╭─ Data in this exercise

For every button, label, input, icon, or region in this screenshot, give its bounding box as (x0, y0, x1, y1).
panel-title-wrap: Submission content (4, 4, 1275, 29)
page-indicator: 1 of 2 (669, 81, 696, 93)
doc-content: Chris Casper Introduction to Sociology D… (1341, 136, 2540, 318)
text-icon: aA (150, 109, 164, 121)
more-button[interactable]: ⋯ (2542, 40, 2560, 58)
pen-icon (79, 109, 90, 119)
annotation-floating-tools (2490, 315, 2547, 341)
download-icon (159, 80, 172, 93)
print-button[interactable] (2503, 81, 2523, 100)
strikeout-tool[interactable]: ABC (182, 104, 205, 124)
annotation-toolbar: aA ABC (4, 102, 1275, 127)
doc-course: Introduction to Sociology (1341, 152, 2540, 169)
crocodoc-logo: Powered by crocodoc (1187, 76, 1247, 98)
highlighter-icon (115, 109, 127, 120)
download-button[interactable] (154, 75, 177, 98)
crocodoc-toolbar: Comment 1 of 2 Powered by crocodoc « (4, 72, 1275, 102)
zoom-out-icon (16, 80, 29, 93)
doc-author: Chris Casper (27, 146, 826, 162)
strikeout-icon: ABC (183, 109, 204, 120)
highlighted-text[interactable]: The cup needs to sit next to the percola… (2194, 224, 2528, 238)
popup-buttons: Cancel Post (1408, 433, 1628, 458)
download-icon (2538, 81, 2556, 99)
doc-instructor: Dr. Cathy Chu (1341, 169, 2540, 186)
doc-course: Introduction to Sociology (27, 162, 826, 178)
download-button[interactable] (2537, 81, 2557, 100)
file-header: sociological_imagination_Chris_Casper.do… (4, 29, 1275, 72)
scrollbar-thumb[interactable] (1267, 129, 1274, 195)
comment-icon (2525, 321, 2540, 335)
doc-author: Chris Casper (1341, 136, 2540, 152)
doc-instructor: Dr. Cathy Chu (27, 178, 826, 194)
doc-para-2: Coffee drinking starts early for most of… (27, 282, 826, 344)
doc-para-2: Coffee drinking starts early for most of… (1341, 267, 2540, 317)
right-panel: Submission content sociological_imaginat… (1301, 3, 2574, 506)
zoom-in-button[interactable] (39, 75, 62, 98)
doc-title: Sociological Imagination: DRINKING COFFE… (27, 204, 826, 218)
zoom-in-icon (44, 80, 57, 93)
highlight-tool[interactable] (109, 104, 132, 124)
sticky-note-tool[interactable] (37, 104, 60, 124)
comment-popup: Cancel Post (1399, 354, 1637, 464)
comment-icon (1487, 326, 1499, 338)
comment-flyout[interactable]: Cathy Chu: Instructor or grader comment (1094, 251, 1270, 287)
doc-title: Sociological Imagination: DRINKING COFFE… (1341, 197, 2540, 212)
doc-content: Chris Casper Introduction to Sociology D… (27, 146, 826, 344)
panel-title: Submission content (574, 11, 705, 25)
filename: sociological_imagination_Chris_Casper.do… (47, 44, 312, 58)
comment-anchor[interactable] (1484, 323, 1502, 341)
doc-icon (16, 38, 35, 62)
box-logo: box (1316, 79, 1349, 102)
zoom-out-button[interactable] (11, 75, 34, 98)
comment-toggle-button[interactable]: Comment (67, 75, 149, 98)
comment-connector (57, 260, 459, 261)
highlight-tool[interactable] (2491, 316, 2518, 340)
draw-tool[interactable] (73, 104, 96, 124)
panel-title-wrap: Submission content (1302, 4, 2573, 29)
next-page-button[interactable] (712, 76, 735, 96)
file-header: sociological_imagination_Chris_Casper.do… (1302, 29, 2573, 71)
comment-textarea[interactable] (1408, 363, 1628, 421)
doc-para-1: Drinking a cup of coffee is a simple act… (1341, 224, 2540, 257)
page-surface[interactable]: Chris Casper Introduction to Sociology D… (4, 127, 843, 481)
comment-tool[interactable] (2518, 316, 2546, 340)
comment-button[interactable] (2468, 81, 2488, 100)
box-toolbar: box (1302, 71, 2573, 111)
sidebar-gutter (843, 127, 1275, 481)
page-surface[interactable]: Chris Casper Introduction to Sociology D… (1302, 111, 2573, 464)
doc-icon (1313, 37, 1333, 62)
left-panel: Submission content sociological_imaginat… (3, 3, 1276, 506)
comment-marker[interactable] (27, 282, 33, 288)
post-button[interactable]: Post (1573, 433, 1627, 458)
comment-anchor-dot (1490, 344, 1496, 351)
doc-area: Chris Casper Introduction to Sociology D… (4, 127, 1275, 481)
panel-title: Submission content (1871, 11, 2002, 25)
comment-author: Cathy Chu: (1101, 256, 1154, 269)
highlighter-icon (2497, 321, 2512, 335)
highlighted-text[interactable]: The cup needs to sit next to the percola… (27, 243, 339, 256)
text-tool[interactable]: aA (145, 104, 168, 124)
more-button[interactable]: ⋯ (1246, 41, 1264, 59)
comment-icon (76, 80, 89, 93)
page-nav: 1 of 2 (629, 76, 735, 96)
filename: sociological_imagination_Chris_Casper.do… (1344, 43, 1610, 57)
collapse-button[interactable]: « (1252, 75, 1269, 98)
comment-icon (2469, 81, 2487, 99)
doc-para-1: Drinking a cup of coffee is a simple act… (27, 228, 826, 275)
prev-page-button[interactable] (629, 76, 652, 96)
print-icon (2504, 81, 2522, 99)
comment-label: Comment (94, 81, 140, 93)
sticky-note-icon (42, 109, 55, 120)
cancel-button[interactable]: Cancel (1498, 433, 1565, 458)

╰─

Return each line of the data above that contains the word "needs".

highlighted-text[interactable]: The cup needs to sit next to the percola… (2194, 224, 2528, 238)
highlighted-text[interactable]: The cup needs to sit next to the percola… (27, 243, 339, 256)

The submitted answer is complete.